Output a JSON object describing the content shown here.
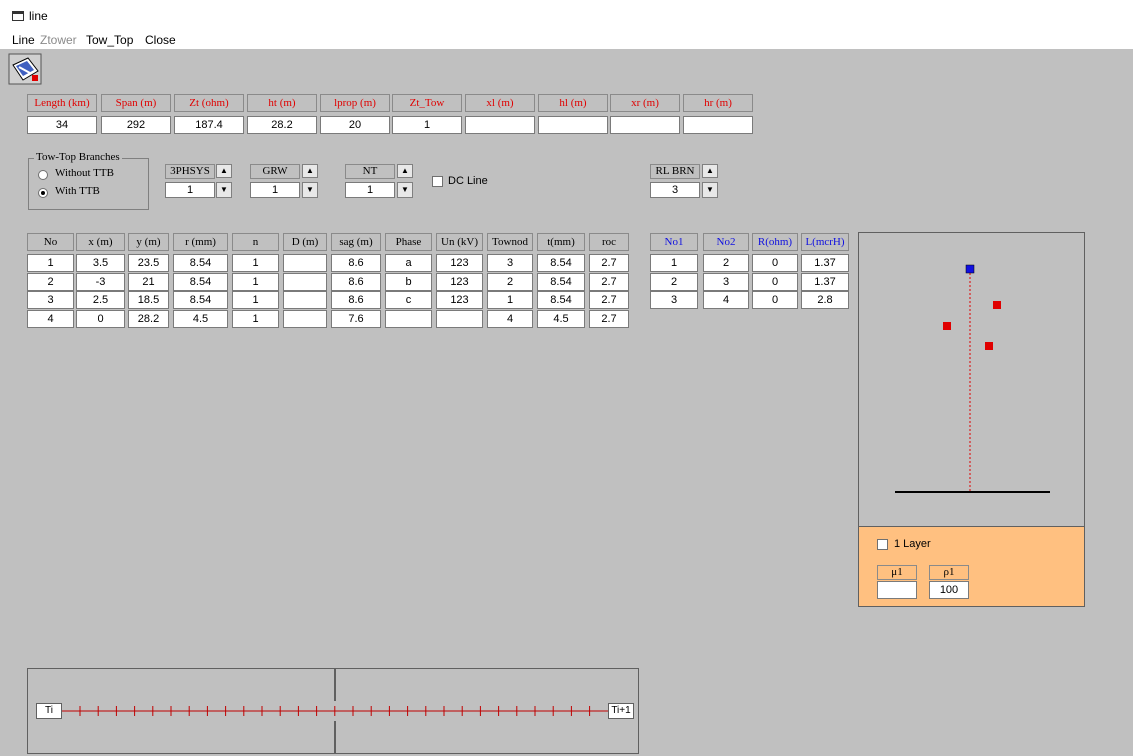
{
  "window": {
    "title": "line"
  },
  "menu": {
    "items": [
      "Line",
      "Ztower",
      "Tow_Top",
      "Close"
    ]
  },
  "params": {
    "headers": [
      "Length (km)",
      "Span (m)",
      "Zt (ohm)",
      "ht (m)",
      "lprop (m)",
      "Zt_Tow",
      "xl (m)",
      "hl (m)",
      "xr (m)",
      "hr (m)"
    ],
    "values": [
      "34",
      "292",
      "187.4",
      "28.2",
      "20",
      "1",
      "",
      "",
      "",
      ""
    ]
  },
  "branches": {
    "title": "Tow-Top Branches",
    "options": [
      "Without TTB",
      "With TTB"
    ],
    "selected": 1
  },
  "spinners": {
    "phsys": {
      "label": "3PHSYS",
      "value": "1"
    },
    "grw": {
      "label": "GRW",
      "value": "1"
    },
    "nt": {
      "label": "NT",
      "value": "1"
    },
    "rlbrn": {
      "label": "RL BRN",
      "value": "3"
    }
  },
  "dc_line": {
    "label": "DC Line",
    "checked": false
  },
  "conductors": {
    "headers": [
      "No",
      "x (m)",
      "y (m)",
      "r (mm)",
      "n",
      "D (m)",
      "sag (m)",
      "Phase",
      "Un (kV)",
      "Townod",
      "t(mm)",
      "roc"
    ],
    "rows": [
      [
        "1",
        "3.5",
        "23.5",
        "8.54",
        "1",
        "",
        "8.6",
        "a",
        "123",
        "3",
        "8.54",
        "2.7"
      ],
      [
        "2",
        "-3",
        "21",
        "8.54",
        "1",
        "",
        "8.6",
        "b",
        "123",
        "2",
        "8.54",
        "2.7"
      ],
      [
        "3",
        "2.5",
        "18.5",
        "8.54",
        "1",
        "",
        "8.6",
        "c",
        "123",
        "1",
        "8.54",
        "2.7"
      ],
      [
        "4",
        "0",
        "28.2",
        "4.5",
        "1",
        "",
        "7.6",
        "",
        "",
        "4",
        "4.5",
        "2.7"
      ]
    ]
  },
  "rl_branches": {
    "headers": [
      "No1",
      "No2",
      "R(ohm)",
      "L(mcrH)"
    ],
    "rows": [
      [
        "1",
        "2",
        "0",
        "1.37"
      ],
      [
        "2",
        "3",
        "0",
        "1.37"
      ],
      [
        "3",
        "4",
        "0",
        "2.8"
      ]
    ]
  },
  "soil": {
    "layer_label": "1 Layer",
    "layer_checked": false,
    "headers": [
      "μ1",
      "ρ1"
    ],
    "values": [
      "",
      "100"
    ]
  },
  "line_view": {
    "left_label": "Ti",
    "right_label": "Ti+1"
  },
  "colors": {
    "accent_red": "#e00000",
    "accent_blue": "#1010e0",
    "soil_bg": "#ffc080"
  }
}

## The problem
Each line of the data is to be duplicated exactly; pictures stay out of the copy.

## Written answer
Output a JSON object describing the content shown here.
{
  "window": {
    "title": "line"
  },
  "menu": {
    "items": [
      "Line",
      "Ztower",
      "Tow_Top",
      "Close"
    ]
  },
  "params": {
    "headers": [
      "Length (km)",
      "Span (m)",
      "Zt (ohm)",
      "ht (m)",
      "lprop (m)",
      "Zt_Tow",
      "xl (m)",
      "hl (m)",
      "xr (m)",
      "hr (m)"
    ],
    "values": [
      "34",
      "292",
      "187.4",
      "28.2",
      "20",
      "1",
      "",
      "",
      "",
      ""
    ]
  },
  "branches": {
    "title": "Tow-Top Branches",
    "options": [
      "Without TTB",
      "With TTB"
    ],
    "selected": 1
  },
  "spinners": {
    "phsys": {
      "label": "3PHSYS",
      "value": "1"
    },
    "grw": {
      "label": "GRW",
      "value": "1"
    },
    "nt": {
      "label": "NT",
      "value": "1"
    },
    "rlbrn": {
      "label": "RL BRN",
      "value": "3"
    }
  },
  "dc_line": {
    "label": "DC Line",
    "checked": false
  },
  "conductors": {
    "headers": [
      "No",
      "x (m)",
      "y (m)",
      "r (mm)",
      "n",
      "D (m)",
      "sag (m)",
      "Phase",
      "Un (kV)",
      "Townod",
      "t(mm)",
      "roc"
    ],
    "rows": [
      [
        "1",
        "3.5",
        "23.5",
        "8.54",
        "1",
        "",
        "8.6",
        "a",
        "123",
        "3",
        "8.54",
        "2.7"
      ],
      [
        "2",
        "-3",
        "21",
        "8.54",
        "1",
        "",
        "8.6",
        "b",
        "123",
        "2",
        "8.54",
        "2.7"
      ],
      [
        "3",
        "2.5",
        "18.5",
        "8.54",
        "1",
        "",
        "8.6",
        "c",
        "123",
        "1",
        "8.54",
        "2.7"
      ],
      [
        "4",
        "0",
        "28.2",
        "4.5",
        "1",
        "",
        "7.6",
        "",
        "",
        "4",
        "4.5",
        "2.7"
      ]
    ]
  },
  "rl_branches": {
    "headers": [
      "No1",
      "No2",
      "R(ohm)",
      "L(mcrH)"
    ],
    "rows": [
      [
        "1",
        "2",
        "0",
        "1.37"
      ],
      [
        "2",
        "3",
        "0",
        "1.37"
      ],
      [
        "3",
        "4",
        "0",
        "2.8"
      ]
    ]
  },
  "soil": {
    "layer_label": "1 Layer",
    "layer_checked": false,
    "headers": [
      "μ1",
      "ρ1"
    ],
    "values": [
      "",
      "100"
    ]
  },
  "line_view": {
    "left_label": "Ti",
    "right_label": "Ti+1"
  },
  "colors": {
    "accent_red": "#e00000",
    "accent_blue": "#1010e0",
    "soil_bg": "#ffc080"
  }
}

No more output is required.